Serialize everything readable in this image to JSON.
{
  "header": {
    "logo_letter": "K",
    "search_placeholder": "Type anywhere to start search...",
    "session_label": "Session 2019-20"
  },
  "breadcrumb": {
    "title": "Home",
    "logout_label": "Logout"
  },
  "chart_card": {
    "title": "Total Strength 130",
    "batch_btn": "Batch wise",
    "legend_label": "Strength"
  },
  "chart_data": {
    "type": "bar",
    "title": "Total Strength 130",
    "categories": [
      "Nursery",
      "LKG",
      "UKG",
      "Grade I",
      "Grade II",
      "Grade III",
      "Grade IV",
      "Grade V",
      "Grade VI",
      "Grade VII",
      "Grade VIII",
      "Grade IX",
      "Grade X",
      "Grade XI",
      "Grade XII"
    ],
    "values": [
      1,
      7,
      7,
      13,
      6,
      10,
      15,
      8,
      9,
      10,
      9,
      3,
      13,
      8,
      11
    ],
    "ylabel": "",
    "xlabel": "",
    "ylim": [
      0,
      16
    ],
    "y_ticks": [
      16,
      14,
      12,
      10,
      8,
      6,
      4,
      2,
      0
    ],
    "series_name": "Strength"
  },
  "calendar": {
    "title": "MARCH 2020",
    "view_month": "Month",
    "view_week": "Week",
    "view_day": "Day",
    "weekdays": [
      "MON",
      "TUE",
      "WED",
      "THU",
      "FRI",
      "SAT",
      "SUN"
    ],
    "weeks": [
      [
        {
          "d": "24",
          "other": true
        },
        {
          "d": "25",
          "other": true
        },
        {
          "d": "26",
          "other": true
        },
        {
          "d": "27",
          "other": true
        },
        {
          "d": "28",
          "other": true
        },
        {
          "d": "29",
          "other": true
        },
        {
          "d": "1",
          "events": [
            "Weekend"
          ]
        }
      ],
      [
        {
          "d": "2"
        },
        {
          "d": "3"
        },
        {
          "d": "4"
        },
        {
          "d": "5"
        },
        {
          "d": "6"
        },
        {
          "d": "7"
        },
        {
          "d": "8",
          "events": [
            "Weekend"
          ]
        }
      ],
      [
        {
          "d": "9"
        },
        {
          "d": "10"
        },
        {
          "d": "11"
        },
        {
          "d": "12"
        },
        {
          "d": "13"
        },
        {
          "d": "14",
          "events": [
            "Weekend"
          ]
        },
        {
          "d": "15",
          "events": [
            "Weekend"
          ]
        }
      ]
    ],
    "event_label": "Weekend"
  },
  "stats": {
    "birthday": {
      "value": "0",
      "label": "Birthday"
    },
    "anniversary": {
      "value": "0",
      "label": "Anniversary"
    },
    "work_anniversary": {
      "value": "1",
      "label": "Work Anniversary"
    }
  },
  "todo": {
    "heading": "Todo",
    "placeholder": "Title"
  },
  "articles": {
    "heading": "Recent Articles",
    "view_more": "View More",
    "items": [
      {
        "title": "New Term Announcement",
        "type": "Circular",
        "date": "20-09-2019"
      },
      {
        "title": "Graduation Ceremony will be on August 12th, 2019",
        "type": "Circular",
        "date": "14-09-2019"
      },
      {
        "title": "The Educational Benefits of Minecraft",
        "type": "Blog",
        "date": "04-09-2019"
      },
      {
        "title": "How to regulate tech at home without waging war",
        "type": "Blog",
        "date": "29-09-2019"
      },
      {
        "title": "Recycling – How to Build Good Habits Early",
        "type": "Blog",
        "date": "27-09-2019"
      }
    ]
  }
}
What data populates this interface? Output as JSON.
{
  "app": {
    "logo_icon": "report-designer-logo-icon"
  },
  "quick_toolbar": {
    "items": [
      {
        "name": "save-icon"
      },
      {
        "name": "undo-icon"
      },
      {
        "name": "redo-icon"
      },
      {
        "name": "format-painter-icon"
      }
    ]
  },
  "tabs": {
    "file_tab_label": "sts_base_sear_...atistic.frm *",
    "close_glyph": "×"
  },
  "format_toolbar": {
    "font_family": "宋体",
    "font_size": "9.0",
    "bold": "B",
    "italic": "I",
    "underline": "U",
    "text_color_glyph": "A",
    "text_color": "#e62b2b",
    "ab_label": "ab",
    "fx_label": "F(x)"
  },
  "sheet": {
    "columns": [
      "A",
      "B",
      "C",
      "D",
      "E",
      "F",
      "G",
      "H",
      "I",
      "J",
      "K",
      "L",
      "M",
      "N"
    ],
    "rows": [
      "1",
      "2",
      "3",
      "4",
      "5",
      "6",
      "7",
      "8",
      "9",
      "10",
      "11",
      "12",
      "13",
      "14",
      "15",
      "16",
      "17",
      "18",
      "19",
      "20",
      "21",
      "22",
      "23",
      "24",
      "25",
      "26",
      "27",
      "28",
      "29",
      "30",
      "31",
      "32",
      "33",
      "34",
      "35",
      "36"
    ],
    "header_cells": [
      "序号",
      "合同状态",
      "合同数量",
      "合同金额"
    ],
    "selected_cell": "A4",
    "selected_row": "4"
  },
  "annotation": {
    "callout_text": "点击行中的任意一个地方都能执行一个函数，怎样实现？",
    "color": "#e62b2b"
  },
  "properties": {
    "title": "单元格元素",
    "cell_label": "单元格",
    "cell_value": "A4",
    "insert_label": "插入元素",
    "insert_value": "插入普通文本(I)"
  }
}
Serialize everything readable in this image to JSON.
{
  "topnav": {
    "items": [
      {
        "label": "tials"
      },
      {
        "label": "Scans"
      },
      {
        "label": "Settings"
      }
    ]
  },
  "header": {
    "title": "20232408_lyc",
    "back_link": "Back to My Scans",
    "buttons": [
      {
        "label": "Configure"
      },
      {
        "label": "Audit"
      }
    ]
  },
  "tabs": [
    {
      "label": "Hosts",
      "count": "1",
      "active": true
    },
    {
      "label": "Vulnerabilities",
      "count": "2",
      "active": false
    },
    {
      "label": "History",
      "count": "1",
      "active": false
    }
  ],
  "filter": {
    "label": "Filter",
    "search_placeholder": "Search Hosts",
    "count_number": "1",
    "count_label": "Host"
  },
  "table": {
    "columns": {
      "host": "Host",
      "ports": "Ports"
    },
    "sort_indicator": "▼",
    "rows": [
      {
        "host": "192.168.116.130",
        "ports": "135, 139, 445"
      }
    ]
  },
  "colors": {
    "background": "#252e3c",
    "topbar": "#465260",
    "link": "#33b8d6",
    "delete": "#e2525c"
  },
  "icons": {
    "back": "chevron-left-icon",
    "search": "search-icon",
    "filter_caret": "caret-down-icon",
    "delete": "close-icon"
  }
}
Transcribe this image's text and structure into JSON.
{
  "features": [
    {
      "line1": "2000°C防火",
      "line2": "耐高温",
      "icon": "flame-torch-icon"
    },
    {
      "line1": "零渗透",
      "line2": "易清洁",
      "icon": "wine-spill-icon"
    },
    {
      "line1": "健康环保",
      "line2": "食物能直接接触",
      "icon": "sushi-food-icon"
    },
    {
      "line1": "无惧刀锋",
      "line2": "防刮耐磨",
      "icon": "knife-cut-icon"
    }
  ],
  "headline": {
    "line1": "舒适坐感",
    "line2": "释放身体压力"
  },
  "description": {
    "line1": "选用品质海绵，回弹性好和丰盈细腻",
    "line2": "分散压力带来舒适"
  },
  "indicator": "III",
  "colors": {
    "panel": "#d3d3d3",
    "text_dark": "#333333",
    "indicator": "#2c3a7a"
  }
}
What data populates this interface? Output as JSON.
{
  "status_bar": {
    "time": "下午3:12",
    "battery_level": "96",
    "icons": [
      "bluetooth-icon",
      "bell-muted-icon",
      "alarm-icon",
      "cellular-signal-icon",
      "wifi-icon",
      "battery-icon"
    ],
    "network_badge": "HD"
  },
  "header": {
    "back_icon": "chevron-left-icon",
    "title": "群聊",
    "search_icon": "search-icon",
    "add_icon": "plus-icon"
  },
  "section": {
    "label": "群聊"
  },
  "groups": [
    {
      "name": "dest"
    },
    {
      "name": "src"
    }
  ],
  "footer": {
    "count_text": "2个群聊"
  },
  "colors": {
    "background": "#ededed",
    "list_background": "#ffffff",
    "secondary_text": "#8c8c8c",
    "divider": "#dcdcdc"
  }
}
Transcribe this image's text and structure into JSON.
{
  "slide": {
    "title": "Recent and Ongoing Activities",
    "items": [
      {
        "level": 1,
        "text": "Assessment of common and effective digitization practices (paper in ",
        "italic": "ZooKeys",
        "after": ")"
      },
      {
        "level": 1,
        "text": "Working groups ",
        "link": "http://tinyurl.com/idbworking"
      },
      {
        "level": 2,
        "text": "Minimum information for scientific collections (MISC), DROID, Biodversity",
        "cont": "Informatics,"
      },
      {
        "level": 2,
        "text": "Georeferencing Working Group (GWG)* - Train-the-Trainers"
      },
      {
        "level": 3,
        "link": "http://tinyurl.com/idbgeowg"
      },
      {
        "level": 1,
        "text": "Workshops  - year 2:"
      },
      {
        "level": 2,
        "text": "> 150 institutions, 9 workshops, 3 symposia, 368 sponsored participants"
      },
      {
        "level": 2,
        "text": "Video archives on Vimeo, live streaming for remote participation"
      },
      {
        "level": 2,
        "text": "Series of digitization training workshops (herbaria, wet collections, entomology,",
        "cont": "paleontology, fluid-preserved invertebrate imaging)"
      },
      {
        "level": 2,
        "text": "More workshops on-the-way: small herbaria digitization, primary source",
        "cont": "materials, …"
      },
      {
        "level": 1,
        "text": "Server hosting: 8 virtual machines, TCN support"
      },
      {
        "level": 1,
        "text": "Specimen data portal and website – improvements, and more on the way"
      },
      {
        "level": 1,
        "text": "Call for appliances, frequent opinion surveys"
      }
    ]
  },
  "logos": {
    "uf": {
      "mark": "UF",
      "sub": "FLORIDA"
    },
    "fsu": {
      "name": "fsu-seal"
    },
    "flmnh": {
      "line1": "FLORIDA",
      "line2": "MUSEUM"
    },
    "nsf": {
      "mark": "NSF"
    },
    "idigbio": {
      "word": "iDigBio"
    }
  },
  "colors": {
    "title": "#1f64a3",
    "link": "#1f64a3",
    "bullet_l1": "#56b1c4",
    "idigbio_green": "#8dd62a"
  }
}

* * * * * * *

▸ **Task requirements**:
Filter the entries and copy out every line with the word "Scans".

▸ **Full output**:
        "label": "Scans"
    "back_link": "Back to My Scans",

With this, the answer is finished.